*TASK PROMPT:* Retype every entry word for word.

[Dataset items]

········

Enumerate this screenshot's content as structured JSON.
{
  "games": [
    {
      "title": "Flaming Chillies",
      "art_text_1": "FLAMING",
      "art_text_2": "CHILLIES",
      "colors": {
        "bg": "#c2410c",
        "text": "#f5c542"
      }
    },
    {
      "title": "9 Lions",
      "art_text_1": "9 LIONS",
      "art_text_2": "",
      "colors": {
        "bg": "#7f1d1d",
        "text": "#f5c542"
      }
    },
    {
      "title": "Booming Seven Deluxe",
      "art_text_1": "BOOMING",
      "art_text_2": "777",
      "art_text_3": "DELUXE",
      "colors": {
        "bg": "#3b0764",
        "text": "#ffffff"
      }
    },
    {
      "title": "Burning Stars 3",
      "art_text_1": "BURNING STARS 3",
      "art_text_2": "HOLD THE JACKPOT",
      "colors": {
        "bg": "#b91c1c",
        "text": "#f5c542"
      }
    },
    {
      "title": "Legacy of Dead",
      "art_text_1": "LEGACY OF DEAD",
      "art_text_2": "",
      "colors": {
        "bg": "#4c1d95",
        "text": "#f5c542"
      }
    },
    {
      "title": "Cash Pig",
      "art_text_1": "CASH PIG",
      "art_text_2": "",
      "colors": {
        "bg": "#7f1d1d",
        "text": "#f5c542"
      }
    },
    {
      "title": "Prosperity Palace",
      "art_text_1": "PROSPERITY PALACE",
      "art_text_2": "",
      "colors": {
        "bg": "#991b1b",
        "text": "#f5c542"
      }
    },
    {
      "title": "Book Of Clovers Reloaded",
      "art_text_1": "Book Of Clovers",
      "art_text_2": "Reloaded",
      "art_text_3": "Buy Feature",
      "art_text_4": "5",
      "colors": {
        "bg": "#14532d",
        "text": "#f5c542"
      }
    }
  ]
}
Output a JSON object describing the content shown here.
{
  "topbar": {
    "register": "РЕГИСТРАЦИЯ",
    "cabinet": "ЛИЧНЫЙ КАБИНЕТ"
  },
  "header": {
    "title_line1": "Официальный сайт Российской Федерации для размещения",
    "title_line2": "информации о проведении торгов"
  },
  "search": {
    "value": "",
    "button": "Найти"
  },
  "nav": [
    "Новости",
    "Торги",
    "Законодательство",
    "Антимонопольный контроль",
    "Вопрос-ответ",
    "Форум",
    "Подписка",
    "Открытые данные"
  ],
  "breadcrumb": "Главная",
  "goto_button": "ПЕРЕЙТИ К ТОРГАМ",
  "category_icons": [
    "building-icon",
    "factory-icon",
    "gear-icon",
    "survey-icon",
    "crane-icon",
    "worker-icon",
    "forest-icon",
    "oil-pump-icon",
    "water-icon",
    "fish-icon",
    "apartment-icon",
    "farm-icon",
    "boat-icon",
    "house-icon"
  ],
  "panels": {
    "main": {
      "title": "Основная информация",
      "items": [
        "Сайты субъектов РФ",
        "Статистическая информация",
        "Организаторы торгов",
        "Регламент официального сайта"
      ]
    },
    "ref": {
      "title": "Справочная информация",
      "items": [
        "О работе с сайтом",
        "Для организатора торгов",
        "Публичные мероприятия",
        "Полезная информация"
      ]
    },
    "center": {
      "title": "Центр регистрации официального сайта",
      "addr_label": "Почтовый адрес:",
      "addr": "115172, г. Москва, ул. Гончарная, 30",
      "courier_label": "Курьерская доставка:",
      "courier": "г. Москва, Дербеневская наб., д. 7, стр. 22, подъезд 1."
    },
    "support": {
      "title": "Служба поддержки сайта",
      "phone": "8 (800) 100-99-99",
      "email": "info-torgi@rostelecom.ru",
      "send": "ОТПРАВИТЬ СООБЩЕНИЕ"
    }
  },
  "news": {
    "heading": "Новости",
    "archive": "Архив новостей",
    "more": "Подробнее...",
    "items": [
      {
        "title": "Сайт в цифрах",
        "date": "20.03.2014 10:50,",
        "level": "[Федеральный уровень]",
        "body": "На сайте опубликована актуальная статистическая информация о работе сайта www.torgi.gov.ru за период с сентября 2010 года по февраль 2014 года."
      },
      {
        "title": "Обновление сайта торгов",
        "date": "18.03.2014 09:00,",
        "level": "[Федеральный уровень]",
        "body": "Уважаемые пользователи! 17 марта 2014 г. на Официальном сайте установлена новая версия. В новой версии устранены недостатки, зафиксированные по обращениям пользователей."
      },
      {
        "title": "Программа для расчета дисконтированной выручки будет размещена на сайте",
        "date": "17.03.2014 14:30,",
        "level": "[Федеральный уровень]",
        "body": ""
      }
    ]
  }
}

········

*WRITTEN ANSWER:*
Enumerate this screenshot's content as structured JSON.
{
  "games": [
    {
      "title": "Flaming Chillies",
      "art_text_1": "FLAMING",
      "art_text_2": "CHILLIES",
      "colors": {
        "bg": "#c2410c",
        "text": "#f5c542"
      }
    },
    {
      "title": "9 Lions",
      "art_text_1": "9 LIONS",
      "art_text_2": "",
      "colors": {
        "bg": "#7f1d1d",
        "text": "#f5c542"
      }
    },
    {
      "title": "Booming Seven Deluxe",
      "art_text_1": "BOOMING",
      "art_text_2": "777",
      "art_text_3": "DELUXE",
      "colors": {
        "bg": "#3b0764",
        "text": "#ffffff"
      }
    },
    {
      "title": "Burning Stars 3",
      "art_text_1": "BURNING STARS 3",
      "art_text_2": "HOLD THE JACKPOT",
      "colors": {
        "bg": "#b91c1c",
        "text": "#f5c542"
      }
    },
    {
      "title": "Legacy of Dead",
      "art_text_1": "LEGACY OF DEAD",
      "art_text_2": "",
      "colors": {
        "bg": "#4c1d95",
        "text": "#f5c542"
      }
    },
    {
      "title": "Cash Pig",
      "art_text_1": "CASH PIG",
      "art_text_2": "",
      "colors": {
        "bg": "#7f1d1d",
        "text": "#f5c542"
      }
    },
    {
      "title": "Prosperity Palace",
      "art_text_1": "PROSPERITY PALACE",
      "art_text_2": "",
      "colors": {
        "bg": "#991b1b",
        "text": "#f5c542"
      }
    },
    {
      "title": "Book Of Clovers Reloaded",
      "art_text_1": "Book Of Clovers",
      "art_text_2": "Reloaded",
      "art_text_3": "Buy Feature",
      "art_text_4": "5",
      "colors": {
        "bg": "#14532d",
        "text": "#f5c542"
      }
    }
  ]
}
Output a JSON object describing the content shown here.
{
  "topbar": {
    "register": "РЕГИСТРАЦИЯ",
    "cabinet": "ЛИЧНЫЙ КАБИНЕТ"
  },
  "header": {
    "title_line1": "Официальный сайт Российской Федерации для размещения",
    "title_line2": "информации о проведении торгов"
  },
  "search": {
    "value": "",
    "button": "Найти"
  },
  "nav": [
    "Новости",
    "Торги",
    "Законодательство",
    "Антимонопольный контроль",
    "Вопрос-ответ",
    "Форум",
    "Подписка",
    "Открытые данные"
  ],
  "breadcrumb": "Главная",
  "goto_button": "ПЕРЕЙТИ К ТОРГАМ",
  "category_icons": [
    "building-icon",
    "factory-icon",
    "gear-icon",
    "survey-icon",
    "crane-icon",
    "worker-icon",
    "forest-icon",
    "oil-pump-icon",
    "water-icon",
    "fish-icon",
    "apartment-icon",
    "farm-icon",
    "boat-icon",
    "house-icon"
  ],
  "panels": {
    "main": {
      "title": "Основная информация",
      "items": [
        "Сайты субъектов РФ",
        "Статистическая информация",
        "Организаторы торгов",
        "Регламент официального сайта"
      ]
    },
    "ref": {
      "title": "Справочная информация",
      "items": [
        "О работе с сайтом",
        "Для организатора торгов",
        "Публичные мероприятия",
        "Полезная информация"
      ]
    },
    "center": {
      "title": "Центр регистрации официального сайта",
      "addr_label": "Почтовый адрес:",
      "addr": "115172, г. Москва, ул. Гончарная, 30",
      "courier_label": "Курьерская доставка:",
      "courier": "г. Москва, Дербеневская наб., д. 7, стр. 22, подъезд 1."
    },
    "support": {
      "title": "Служба поддержки сайта",
      "phone": "8 (800) 100-99-99",
      "email": "info-torgi@rostelecom.ru",
      "send": "ОТПРАВИТЬ СООБЩЕНИЕ"
    }
  },
  "news": {
    "heading": "Новости",
    "archive": "Архив новостей",
    "more": "Подробнее...",
    "items": [
      {
        "title": "Сайт в цифрах",
        "date": "20.03.2014 10:50,",
        "level": "[Федеральный уровень]",
        "body": "На сайте опубликована актуальная статистическая информация о работе сайта www.torgi.gov.ru за период с сентября 2010 года по февраль 2014 года."
      },
      {
        "title": "Обновление сайта торгов",
        "date": "18.03.2014 09:00,",
        "level": "[Федеральный уровень]",
        "body": "Уважаемые пользователи! 17 марта 2014 г. на Официальном сайте установлена новая версия. В новой версии устранены недостатки, зафиксированные по обращениям пользователей."
      },
      {
        "title": "Программа для расчета дисконтированной выручки будет размещена на сайте",
        "date": "17.03.2014 14:30,",
        "level": "[Федеральный уровень]",
        "body": ""
      }
    ]
  }
}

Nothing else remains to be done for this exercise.